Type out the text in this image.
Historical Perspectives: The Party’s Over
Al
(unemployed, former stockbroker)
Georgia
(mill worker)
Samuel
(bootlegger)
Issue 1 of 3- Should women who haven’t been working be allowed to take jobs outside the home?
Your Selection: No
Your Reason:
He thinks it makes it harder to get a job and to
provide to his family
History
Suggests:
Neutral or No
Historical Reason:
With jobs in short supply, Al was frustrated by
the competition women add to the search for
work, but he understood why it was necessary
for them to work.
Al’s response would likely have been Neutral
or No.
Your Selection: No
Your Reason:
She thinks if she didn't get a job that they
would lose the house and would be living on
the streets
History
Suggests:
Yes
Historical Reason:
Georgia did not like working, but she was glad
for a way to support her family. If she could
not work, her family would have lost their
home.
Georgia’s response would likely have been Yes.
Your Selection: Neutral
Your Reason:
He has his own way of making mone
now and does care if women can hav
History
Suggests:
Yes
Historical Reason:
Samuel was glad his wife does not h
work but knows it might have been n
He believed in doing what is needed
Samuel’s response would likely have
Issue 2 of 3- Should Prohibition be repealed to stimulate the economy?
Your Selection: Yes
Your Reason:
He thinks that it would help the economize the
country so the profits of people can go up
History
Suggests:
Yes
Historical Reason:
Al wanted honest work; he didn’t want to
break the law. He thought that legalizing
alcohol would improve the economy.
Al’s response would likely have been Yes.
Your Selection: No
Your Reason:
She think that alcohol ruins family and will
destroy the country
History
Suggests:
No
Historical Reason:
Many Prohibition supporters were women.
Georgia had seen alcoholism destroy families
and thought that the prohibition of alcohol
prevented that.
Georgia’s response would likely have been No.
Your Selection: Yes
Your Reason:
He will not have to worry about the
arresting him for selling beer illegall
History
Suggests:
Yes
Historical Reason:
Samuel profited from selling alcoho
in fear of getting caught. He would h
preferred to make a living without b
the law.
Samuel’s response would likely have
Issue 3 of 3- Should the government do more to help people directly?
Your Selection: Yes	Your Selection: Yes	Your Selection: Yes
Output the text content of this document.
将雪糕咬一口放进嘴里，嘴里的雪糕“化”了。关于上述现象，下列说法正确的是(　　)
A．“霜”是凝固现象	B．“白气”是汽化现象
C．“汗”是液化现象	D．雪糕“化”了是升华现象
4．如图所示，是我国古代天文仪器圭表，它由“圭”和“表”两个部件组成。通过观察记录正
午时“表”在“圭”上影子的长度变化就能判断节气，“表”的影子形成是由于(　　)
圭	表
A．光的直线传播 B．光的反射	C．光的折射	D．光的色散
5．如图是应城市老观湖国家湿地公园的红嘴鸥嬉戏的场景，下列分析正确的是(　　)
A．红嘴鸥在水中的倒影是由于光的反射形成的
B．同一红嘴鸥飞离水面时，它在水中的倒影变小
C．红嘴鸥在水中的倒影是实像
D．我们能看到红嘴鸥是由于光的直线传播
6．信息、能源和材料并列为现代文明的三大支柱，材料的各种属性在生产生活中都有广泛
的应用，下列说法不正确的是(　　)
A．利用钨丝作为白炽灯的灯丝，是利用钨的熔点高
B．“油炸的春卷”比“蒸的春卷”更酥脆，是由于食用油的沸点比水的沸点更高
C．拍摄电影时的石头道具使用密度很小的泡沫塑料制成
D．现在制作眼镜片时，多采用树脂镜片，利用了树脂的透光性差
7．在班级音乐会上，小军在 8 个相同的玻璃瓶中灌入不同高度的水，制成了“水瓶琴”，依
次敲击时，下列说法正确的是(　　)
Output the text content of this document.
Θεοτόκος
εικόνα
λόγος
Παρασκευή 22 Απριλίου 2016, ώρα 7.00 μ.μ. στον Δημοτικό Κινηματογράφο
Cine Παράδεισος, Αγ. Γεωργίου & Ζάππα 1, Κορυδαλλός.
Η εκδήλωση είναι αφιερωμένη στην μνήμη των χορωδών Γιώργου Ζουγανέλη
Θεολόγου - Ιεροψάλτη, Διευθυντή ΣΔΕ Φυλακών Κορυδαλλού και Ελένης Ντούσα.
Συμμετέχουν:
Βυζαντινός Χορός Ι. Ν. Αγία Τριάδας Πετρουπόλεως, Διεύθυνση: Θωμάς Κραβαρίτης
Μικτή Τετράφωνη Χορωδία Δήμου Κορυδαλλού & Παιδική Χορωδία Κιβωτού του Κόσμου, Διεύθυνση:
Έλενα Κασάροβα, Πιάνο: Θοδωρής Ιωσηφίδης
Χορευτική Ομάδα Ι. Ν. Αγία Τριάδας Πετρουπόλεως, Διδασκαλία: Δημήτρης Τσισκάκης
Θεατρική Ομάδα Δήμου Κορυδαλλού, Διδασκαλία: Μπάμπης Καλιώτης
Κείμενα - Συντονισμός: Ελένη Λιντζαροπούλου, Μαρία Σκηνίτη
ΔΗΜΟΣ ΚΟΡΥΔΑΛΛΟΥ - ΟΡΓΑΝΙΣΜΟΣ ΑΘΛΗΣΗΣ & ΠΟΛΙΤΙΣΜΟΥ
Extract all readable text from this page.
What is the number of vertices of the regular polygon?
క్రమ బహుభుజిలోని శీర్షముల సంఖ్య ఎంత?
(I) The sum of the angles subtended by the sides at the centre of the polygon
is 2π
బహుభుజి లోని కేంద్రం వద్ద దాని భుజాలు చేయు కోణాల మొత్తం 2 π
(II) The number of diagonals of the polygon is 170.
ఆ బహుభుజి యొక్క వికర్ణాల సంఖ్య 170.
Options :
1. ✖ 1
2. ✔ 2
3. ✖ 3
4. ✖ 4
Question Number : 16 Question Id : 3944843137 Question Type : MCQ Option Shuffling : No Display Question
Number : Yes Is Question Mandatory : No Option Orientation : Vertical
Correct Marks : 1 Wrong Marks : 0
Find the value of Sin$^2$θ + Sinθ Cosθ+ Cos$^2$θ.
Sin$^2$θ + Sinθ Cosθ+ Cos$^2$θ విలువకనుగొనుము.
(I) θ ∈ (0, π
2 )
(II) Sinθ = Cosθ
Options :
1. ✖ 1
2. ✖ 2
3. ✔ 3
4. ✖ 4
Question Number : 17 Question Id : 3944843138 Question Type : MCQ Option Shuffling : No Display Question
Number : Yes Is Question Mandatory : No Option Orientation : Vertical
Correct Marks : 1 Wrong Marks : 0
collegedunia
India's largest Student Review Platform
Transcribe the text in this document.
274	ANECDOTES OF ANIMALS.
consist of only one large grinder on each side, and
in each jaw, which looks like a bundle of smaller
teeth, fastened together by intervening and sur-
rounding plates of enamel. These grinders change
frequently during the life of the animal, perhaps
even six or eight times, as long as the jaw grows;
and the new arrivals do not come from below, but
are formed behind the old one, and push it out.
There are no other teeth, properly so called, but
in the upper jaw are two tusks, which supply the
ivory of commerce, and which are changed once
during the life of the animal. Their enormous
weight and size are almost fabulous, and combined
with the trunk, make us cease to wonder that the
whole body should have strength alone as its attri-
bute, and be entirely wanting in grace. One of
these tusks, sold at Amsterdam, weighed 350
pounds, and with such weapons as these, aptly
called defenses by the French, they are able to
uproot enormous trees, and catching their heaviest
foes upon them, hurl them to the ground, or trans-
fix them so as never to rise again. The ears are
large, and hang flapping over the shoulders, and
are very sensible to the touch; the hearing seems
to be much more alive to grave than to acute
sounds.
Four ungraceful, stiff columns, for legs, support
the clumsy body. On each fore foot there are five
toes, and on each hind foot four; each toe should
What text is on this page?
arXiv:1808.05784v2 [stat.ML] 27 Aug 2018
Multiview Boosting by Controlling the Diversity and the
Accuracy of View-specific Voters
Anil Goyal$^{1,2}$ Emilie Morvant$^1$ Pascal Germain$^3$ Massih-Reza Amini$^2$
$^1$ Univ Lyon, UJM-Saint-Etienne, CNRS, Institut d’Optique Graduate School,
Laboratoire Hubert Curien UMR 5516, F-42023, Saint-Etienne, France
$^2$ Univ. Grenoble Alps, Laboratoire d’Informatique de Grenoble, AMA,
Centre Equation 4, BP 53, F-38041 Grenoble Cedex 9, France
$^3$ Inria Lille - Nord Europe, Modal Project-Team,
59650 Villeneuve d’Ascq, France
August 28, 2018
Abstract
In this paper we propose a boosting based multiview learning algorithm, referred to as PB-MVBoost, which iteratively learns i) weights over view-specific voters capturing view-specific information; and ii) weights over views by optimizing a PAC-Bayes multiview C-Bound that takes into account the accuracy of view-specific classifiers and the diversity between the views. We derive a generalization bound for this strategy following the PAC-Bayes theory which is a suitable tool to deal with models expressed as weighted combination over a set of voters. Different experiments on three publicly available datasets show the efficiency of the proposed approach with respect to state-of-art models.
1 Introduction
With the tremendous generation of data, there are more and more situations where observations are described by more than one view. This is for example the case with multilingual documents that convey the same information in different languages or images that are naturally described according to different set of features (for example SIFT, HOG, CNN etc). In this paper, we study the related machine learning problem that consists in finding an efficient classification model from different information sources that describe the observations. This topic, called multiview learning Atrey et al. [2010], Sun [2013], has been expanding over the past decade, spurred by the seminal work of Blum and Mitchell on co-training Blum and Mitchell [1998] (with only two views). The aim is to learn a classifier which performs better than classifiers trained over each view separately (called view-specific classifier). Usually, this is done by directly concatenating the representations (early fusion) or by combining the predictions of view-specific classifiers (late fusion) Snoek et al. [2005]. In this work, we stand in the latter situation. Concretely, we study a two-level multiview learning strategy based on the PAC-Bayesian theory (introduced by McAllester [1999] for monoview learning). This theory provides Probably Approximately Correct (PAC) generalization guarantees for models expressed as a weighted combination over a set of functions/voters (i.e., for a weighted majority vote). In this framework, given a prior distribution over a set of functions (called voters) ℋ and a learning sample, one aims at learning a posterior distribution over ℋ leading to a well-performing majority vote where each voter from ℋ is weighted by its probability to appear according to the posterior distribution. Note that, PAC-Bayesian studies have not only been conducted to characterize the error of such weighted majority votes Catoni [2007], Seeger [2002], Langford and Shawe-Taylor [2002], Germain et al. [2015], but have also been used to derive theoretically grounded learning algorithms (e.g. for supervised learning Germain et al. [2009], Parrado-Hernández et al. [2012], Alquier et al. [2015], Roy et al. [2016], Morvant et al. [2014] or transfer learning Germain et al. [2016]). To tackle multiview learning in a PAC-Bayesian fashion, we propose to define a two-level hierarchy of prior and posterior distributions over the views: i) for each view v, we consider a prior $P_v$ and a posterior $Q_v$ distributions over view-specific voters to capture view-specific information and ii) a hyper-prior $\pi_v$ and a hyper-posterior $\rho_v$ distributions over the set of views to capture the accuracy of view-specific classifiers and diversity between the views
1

• _Task to carry out_: Copy every line of the data that holds the string "likely".

• _Written response_:
Al’s response would likely have been Neutral
Georgia’s response would likely have been Yes.
Samuel’s response would likely have
Al’s response would likely have been Yes.
Georgia’s response would likely have been No.
Samuel’s response would likely have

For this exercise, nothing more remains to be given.